## [WORK INSTRUCTIONS]
In the listing that follows, count each line where the word "редакции" appears; write nothing but the count.

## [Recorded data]
----------------------------------------
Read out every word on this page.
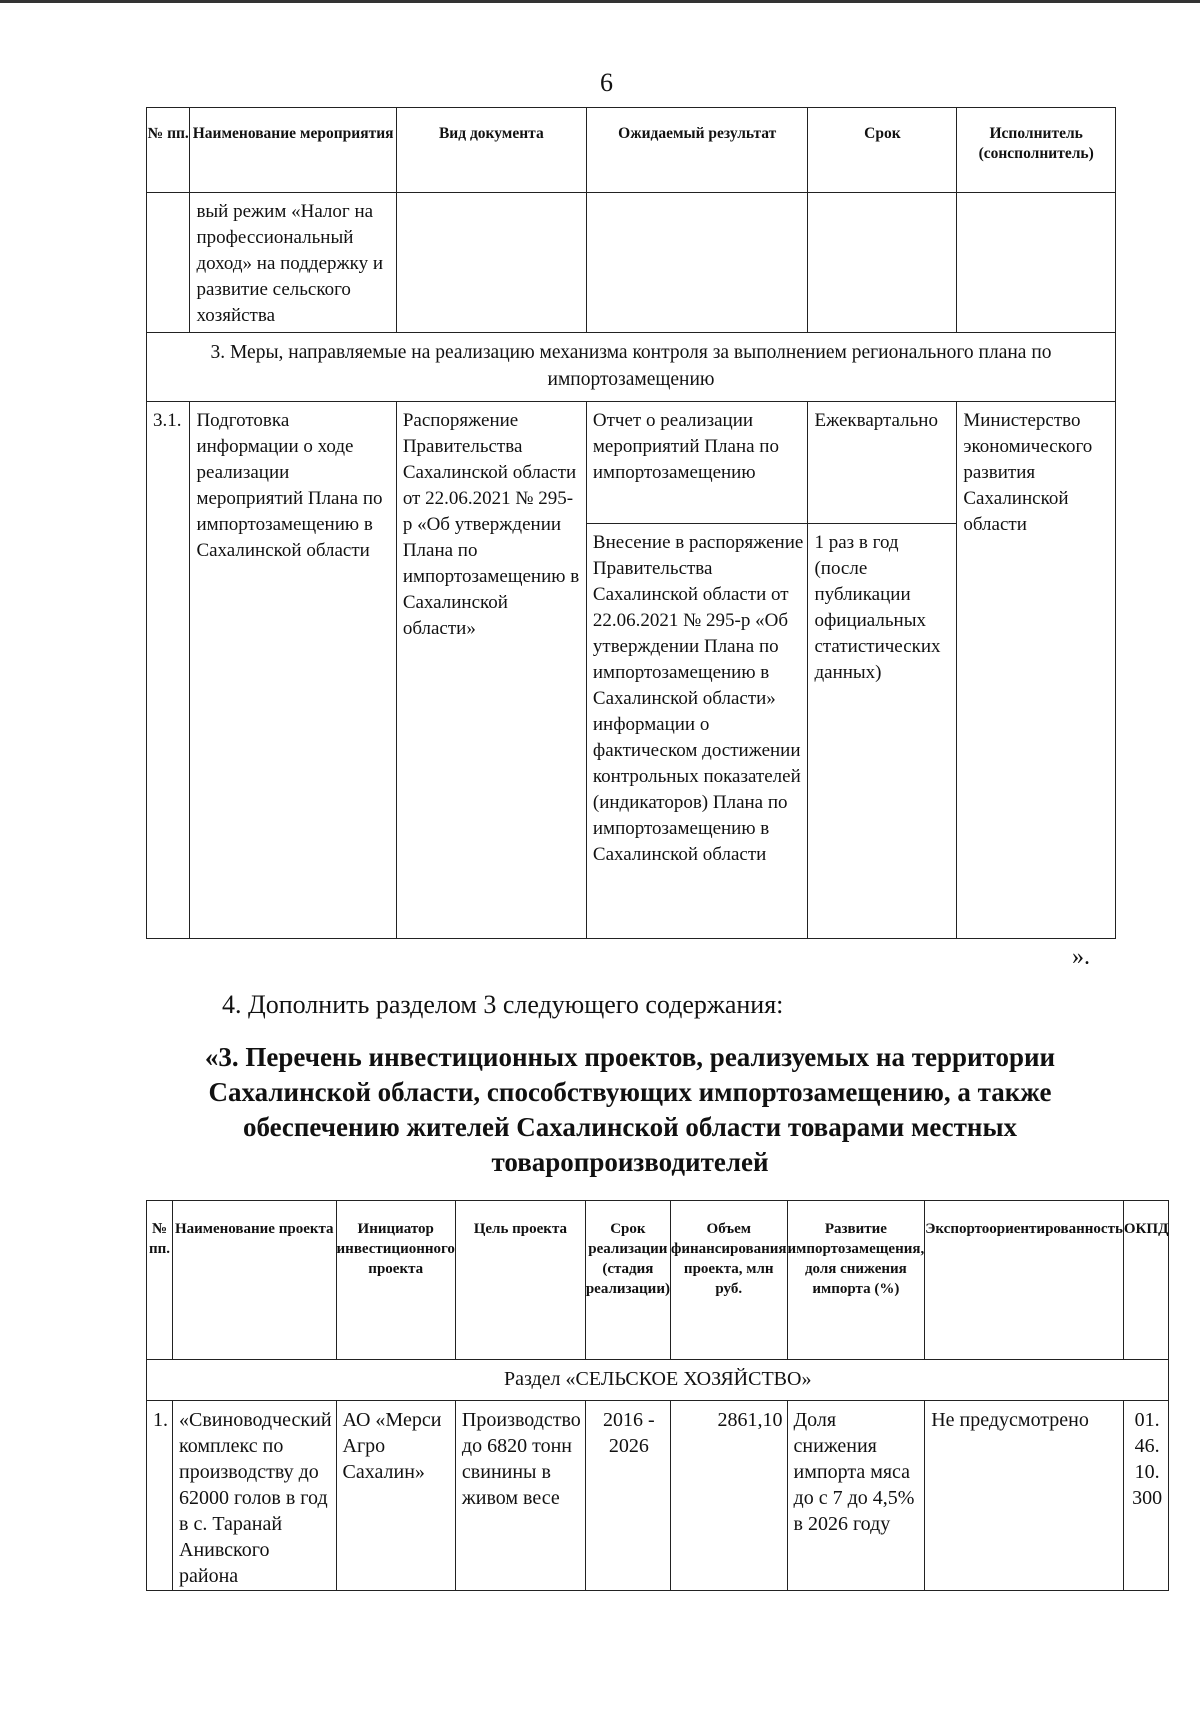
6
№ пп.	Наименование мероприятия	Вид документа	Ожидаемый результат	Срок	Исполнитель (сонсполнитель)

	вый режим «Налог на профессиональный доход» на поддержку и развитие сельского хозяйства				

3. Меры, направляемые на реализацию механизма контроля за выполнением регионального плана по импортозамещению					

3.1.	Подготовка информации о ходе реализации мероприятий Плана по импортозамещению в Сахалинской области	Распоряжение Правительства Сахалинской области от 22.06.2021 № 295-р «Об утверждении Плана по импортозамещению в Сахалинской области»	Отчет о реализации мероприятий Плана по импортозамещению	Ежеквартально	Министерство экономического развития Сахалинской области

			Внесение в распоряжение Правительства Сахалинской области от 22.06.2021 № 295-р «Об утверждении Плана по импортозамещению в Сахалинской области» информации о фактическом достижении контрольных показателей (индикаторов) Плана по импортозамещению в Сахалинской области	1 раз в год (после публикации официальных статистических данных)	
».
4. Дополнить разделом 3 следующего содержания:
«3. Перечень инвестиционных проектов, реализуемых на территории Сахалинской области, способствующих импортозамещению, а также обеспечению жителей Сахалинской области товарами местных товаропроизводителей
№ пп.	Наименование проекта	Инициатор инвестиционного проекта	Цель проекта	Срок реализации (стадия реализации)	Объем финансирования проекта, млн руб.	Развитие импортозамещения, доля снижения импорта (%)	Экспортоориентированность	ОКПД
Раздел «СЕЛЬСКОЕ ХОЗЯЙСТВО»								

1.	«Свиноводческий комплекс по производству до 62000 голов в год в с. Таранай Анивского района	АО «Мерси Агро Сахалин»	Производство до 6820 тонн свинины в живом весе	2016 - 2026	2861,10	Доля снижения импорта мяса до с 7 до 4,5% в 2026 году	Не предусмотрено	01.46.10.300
----------------------------------------
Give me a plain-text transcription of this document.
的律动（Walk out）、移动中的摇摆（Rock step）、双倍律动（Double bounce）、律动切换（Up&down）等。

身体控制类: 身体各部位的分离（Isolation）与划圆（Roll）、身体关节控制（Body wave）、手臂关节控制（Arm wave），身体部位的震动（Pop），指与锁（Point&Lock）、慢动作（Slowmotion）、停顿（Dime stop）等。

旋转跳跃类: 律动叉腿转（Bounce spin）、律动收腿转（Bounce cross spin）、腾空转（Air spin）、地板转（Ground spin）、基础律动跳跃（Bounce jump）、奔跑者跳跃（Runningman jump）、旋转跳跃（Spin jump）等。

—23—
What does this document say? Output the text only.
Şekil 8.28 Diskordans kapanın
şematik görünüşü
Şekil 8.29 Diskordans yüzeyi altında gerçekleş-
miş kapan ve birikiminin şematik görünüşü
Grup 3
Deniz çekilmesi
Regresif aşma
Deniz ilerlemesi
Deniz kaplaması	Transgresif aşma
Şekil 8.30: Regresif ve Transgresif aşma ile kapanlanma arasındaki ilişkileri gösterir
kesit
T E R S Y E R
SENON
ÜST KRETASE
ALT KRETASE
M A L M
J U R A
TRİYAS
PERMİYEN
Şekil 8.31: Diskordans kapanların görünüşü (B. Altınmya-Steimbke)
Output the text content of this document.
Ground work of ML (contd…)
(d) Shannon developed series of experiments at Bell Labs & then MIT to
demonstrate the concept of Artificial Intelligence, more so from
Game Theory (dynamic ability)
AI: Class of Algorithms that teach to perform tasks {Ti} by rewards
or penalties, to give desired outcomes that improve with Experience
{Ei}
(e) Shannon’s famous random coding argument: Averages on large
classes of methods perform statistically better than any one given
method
----------------------------------------
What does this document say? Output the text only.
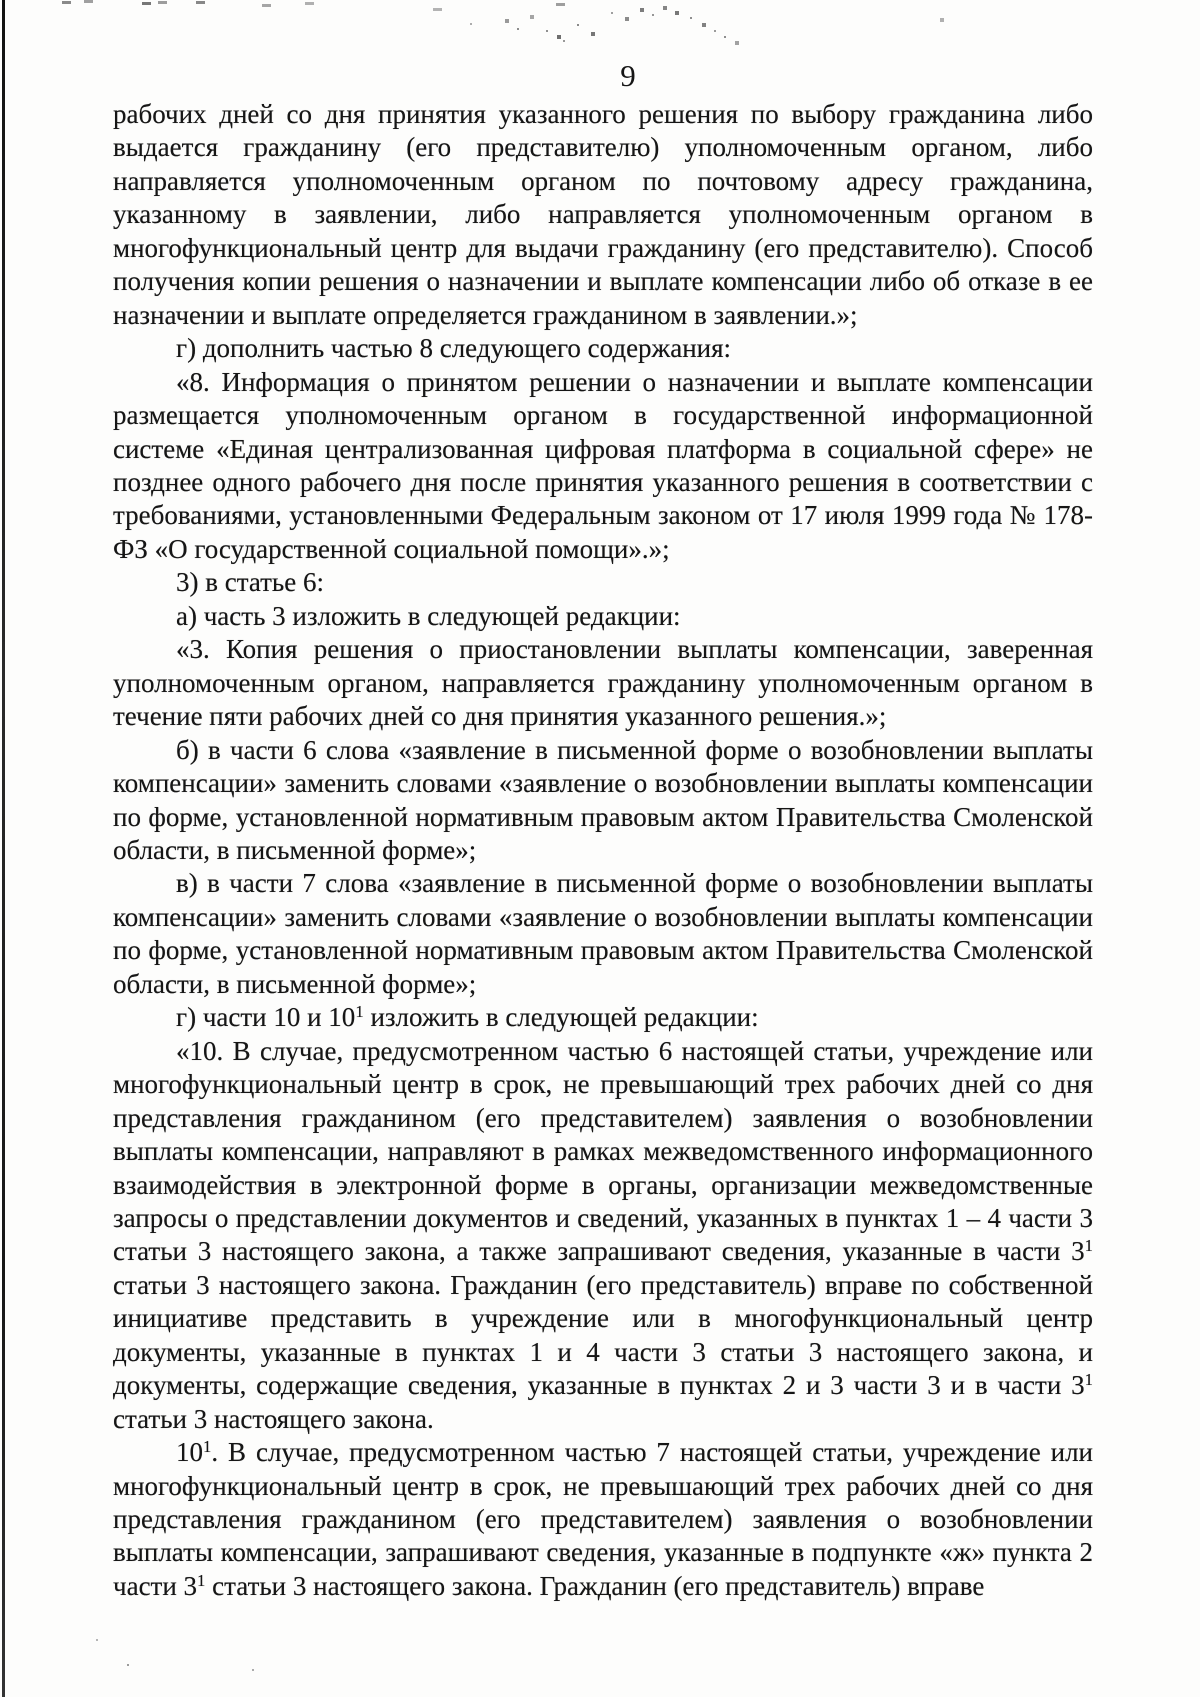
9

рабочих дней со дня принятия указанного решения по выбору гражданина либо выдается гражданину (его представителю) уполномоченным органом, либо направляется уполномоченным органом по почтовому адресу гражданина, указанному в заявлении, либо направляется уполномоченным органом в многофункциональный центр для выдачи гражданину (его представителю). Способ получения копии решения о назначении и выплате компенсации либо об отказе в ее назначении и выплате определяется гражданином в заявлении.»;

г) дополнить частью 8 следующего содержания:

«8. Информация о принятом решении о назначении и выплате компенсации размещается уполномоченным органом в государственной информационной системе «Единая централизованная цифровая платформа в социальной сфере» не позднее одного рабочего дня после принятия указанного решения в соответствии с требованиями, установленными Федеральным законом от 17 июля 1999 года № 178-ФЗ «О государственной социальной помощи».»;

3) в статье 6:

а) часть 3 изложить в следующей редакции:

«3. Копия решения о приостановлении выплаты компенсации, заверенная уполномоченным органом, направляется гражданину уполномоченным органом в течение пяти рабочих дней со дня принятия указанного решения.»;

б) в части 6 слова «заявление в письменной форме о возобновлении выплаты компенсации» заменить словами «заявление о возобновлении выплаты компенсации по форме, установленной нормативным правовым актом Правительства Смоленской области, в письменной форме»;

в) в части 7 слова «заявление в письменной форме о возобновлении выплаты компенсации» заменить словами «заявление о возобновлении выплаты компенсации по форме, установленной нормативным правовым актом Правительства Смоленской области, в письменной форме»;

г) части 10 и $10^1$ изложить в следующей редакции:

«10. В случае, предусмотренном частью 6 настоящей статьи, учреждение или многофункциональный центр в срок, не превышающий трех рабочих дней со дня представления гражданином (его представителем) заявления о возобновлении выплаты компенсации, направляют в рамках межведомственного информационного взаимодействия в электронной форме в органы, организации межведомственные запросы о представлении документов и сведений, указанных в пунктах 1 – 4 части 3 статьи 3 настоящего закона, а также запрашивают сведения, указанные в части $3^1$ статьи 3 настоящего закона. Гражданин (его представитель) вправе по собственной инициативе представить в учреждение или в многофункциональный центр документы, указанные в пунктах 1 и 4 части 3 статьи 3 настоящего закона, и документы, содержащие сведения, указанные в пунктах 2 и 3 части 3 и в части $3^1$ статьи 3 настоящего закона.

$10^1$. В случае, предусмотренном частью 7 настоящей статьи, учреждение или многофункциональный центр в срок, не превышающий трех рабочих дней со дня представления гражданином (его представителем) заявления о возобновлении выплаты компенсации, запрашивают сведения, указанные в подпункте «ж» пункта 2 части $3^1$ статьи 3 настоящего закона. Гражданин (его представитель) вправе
----------------------------------------
## [FINAL RESULT]
2